TASK:
Pull out each line of the data that includes the word "Strips".

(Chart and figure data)
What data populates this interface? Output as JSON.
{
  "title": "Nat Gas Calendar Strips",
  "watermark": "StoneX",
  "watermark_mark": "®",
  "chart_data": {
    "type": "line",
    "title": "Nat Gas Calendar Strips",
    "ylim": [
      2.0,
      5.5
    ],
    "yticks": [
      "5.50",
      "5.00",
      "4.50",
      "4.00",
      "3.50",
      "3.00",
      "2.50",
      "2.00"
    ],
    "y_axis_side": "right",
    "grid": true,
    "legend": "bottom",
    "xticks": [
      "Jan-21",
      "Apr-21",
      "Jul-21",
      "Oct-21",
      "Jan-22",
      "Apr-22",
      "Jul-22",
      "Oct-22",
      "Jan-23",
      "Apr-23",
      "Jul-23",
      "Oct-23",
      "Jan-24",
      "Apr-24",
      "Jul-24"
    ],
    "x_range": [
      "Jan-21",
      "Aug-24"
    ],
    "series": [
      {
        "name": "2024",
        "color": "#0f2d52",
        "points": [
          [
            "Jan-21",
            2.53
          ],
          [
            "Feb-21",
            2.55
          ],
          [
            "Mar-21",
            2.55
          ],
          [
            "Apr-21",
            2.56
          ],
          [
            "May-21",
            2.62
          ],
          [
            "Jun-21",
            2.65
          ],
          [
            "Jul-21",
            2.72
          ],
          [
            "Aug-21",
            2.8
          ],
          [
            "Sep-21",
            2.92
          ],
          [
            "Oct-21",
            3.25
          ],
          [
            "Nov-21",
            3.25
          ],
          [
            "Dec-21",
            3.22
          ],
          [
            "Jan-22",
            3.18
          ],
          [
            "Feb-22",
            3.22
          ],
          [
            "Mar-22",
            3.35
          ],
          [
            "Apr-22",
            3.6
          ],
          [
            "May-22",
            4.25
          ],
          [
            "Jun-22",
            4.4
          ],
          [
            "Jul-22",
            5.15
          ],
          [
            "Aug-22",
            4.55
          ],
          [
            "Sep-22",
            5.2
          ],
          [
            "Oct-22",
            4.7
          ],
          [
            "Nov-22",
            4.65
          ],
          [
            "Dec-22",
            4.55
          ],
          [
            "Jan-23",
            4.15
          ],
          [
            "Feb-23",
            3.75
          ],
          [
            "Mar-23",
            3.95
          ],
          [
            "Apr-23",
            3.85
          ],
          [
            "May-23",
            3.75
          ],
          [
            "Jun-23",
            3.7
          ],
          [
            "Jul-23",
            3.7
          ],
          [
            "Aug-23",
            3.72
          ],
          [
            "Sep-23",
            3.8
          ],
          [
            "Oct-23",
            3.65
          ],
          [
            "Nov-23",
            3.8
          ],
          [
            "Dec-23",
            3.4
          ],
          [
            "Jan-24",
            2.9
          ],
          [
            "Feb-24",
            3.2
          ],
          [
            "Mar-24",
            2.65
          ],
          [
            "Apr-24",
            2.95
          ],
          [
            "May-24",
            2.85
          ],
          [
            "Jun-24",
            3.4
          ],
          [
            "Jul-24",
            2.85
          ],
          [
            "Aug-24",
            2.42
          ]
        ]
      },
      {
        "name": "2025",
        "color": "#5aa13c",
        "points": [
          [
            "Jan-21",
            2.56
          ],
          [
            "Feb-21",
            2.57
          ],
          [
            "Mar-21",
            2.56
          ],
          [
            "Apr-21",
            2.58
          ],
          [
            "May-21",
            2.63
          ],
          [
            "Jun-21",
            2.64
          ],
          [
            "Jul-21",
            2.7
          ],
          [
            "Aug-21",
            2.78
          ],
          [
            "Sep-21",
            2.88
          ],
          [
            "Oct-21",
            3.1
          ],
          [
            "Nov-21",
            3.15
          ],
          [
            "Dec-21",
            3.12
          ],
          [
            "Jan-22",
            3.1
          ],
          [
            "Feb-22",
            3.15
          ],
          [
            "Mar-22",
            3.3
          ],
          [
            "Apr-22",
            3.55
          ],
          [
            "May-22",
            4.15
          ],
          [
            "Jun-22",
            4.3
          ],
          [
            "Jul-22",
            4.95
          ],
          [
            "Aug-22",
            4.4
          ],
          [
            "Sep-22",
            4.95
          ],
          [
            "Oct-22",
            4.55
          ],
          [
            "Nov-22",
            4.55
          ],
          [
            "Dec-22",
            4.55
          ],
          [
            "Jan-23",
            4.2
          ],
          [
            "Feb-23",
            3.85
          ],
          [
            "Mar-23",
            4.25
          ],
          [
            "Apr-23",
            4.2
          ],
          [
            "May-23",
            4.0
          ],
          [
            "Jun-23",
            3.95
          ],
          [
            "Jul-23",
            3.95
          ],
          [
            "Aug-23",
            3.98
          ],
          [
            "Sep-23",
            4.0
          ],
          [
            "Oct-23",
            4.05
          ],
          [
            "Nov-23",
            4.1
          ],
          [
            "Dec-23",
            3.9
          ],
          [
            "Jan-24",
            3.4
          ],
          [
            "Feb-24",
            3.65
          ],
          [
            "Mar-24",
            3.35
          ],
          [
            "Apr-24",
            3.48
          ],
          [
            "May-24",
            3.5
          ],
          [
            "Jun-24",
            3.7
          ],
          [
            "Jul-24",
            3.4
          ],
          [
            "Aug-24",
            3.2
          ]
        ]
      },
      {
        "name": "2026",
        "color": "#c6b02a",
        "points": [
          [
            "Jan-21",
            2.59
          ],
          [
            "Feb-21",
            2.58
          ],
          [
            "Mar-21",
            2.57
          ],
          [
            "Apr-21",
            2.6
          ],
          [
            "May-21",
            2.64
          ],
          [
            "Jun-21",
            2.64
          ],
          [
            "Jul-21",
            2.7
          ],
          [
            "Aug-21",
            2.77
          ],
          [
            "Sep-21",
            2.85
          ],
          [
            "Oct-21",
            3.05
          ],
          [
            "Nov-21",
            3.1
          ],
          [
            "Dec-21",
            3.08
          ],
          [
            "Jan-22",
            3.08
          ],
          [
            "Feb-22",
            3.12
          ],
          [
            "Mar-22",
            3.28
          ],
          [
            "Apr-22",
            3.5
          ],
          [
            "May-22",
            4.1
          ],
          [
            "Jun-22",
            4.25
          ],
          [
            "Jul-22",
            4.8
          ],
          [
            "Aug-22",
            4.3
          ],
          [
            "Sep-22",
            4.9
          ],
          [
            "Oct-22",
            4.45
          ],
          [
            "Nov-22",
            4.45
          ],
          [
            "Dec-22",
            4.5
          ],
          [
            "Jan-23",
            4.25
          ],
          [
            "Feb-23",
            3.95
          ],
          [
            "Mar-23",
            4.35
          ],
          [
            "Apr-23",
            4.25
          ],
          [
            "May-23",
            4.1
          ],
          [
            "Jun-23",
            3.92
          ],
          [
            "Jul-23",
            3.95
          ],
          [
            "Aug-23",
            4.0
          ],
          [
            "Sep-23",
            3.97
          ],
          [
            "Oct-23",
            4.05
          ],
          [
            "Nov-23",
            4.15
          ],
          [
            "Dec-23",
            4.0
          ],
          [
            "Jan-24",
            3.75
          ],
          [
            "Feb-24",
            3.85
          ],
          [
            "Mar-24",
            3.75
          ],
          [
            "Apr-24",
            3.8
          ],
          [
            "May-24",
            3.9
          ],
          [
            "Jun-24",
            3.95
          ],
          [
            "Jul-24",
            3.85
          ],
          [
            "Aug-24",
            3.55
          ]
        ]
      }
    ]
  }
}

THE REPLY:
  "title": "Nat Gas Calendar Strips",
    "title": "Nat Gas Calendar Strips",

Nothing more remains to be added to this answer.